Retype all the records with nothing changed.
-.-.-
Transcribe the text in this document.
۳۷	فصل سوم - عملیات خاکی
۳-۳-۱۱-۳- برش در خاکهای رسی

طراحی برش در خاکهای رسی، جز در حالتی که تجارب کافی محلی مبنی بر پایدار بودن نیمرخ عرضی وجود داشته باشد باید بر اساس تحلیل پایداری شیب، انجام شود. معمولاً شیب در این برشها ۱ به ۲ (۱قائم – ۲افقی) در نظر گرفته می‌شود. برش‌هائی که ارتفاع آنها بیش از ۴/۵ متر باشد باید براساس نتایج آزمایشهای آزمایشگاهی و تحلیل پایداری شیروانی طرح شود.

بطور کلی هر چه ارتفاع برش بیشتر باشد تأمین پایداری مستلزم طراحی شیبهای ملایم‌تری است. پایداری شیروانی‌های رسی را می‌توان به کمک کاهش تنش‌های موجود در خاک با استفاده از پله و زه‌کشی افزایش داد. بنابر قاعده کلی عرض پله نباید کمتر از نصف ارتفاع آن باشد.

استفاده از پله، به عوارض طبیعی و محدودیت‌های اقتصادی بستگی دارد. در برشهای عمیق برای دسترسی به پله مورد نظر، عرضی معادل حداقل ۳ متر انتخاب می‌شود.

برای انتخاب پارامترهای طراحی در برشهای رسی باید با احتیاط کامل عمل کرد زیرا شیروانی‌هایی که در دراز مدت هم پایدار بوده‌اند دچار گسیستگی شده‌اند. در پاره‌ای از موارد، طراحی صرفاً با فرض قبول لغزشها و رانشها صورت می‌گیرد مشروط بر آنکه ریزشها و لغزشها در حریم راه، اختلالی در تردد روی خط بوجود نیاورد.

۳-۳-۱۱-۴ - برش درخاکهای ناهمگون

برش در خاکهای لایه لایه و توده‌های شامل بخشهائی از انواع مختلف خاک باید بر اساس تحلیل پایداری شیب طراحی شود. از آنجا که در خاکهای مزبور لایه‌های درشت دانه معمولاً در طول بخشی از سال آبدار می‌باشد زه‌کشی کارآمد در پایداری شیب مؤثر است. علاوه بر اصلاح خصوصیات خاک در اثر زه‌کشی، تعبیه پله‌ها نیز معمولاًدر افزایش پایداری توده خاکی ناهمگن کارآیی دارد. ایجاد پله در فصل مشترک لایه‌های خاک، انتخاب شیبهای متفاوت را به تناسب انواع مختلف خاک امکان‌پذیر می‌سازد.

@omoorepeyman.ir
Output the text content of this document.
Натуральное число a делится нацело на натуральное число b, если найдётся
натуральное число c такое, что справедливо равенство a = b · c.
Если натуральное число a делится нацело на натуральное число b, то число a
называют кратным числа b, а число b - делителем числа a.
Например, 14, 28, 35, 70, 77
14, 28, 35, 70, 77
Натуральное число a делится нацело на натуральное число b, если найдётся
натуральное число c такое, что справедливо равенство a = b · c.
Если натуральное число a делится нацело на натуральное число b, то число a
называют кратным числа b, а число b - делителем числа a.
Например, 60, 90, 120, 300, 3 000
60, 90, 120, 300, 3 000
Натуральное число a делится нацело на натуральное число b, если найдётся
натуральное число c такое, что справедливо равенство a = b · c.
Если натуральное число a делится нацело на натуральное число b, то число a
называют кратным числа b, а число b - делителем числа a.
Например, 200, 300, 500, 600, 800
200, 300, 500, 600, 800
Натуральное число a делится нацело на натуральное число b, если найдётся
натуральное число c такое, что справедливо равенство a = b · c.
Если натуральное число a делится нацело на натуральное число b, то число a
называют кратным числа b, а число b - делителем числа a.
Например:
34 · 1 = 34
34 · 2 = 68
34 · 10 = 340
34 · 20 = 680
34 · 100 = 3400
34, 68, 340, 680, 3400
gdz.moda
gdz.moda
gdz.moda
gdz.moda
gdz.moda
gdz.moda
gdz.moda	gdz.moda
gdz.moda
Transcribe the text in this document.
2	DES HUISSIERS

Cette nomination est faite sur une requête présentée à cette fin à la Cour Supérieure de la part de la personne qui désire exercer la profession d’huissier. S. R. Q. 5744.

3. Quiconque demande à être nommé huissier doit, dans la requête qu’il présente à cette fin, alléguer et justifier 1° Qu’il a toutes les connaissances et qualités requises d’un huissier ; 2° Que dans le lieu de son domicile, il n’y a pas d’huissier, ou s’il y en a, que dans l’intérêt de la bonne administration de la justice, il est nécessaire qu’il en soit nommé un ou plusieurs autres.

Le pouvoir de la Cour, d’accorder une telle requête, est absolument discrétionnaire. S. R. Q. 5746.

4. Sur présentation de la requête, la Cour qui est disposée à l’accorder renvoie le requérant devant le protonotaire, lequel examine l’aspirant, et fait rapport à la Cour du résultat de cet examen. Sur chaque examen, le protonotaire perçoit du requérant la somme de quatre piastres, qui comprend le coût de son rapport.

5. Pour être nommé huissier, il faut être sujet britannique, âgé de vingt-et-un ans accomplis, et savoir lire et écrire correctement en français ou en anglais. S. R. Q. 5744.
-.-.-
▶ FINAL ANSWER
Transcribe the text in this document.
۳۷	فصل سوم - عملیات خاکی
۳-۳-۱۱-۳- برش در خاکهای رسی

طراحی برش در خاکهای رسی، جز در حالتی که تجارب کافی محلی مبنی بر پایدار بودن نیمرخ عرضی وجود داشته باشد باید بر اساس تحلیل پایداری شیب، انجام شود. معمولاً شیب در این برشها ۱ به ۲ (۱قائم – ۲افقی) در نظر گرفته می‌شود. برش‌هائی که ارتفاع آنها بیش از ۴/۵ متر باشد باید براساس نتایج آزمایشهای آزمایشگاهی و تحلیل پایداری شیروانی طرح شود.

بطور کلی هر چه ارتفاع برش بیشتر باشد تأمین پایداری مستلزم طراحی شیبهای ملایم‌تری است. پایداری شیروانی‌های رسی را می‌توان به کمک کاهش تنش‌های موجود در خاک با استفاده از پله و زه‌کشی افزایش داد. بنابر قاعده کلی عرض پله نباید کمتر از نصف ارتفاع آن باشد.

استفاده از پله، به عوارض طبیعی و محدودیت‌های اقتصادی بستگی دارد. در برشهای عمیق برای دسترسی به پله مورد نظر، عرضی معادل حداقل ۳ متر انتخاب می‌شود.

برای انتخاب پارامترهای طراحی در برشهای رسی باید با احتیاط کامل عمل کرد زیرا شیروانی‌هایی که در دراز مدت هم پایدار بوده‌اند دچار گسیستگی شده‌اند. در پاره‌ای از موارد، طراحی صرفاً با فرض قبول لغزشها و رانشها صورت می‌گیرد مشروط بر آنکه ریزشها و لغزشها در حریم راه، اختلالی در تردد روی خط بوجود نیاورد.

۳-۳-۱۱-۴ - برش درخاکهای ناهمگون

برش در خاکهای لایه لایه و توده‌های شامل بخشهائی از انواع مختلف خاک باید بر اساس تحلیل پایداری شیب طراحی شود. از آنجا که در خاکهای مزبور لایه‌های درشت دانه معمولاً در طول بخشی از سال آبدار می‌باشد زه‌کشی کارآمد در پایداری شیب مؤثر است. علاوه بر اصلاح خصوصیات خاک در اثر زه‌کشی، تعبیه پله‌ها نیز معمولاًدر افزایش پایداری توده خاکی ناهمگن کارآیی دارد. ایجاد پله در فصل مشترک لایه‌های خاک، انتخاب شیبهای متفاوت را به تناسب انواع مختلف خاک امکان‌پذیر می‌سازد.

@omoorepeyman.ir
Output the text content of this document.
Натуральное число a делится нацело на натуральное число b, если найдётся
натуральное число c такое, что справедливо равенство a = b · c.
Если натуральное число a делится нацело на натуральное число b, то число a
называют кратным числа b, а число b - делителем числа a.
Например, 14, 28, 35, 70, 77
14, 28, 35, 70, 77
Натуральное число a делится нацело на натуральное число b, если найдётся
натуральное число c такое, что справедливо равенство a = b · c.
Если натуральное число a делится нацело на натуральное число b, то число a
называют кратным числа b, а число b - делителем числа a.
Например, 60, 90, 120, 300, 3 000
60, 90, 120, 300, 3 000
Натуральное число a делится нацело на натуральное число b, если найдётся
натуральное число c такое, что справедливо равенство a = b · c.
Если натуральное число a делится нацело на натуральное число b, то число a
называют кратным числа b, а число b - делителем числа a.
Например, 200, 300, 500, 600, 800
200, 300, 500, 600, 800
Натуральное число a делится нацело на натуральное число b, если найдётся
натуральное число c такое, что справедливо равенство a = b · c.
Если натуральное число a делится нацело на натуральное число b, то число a
называют кратным числа b, а число b - делителем числа a.
Например:
34 · 1 = 34
34 · 2 = 68
34 · 10 = 340
34 · 20 = 680
34 · 100 = 3400
34, 68, 340, 680, 3400
gdz.moda
gdz.moda
gdz.moda
gdz.moda
gdz.moda
gdz.moda
gdz.moda	gdz.moda
gdz.moda
Transcribe the text in this document.
2	DES HUISSIERS

Cette nomination est faite sur une requête présentée à cette fin à la Cour Supérieure de la part de la personne qui désire exercer la profession d’huissier. S. R. Q. 5744.

3. Quiconque demande à être nommé huissier doit, dans la requête qu’il présente à cette fin, alléguer et justifier 1° Qu’il a toutes les connaissances et qualités requises d’un huissier ; 2° Que dans le lieu de son domicile, il n’y a pas d’huissier, ou s’il y en a, que dans l’intérêt de la bonne administration de la justice, il est nécessaire qu’il en soit nommé un ou plusieurs autres.

Le pouvoir de la Cour, d’accorder une telle requête, est absolument discrétionnaire. S. R. Q. 5746.

4. Sur présentation de la requête, la Cour qui est disposée à l’accorder renvoie le requérant devant le protonotaire, lequel examine l’aspirant, et fait rapport à la Cour du résultat de cet examen. Sur chaque examen, le protonotaire perçoit du requérant la somme de quatre piastres, qui comprend le coût de son rapport.

5. Pour être nommé huissier, il faut être sujet britannique, âgé de vingt-et-un ans accomplis, et savoir lire et écrire correctement en français ou en anglais. S. R. Q. 5744.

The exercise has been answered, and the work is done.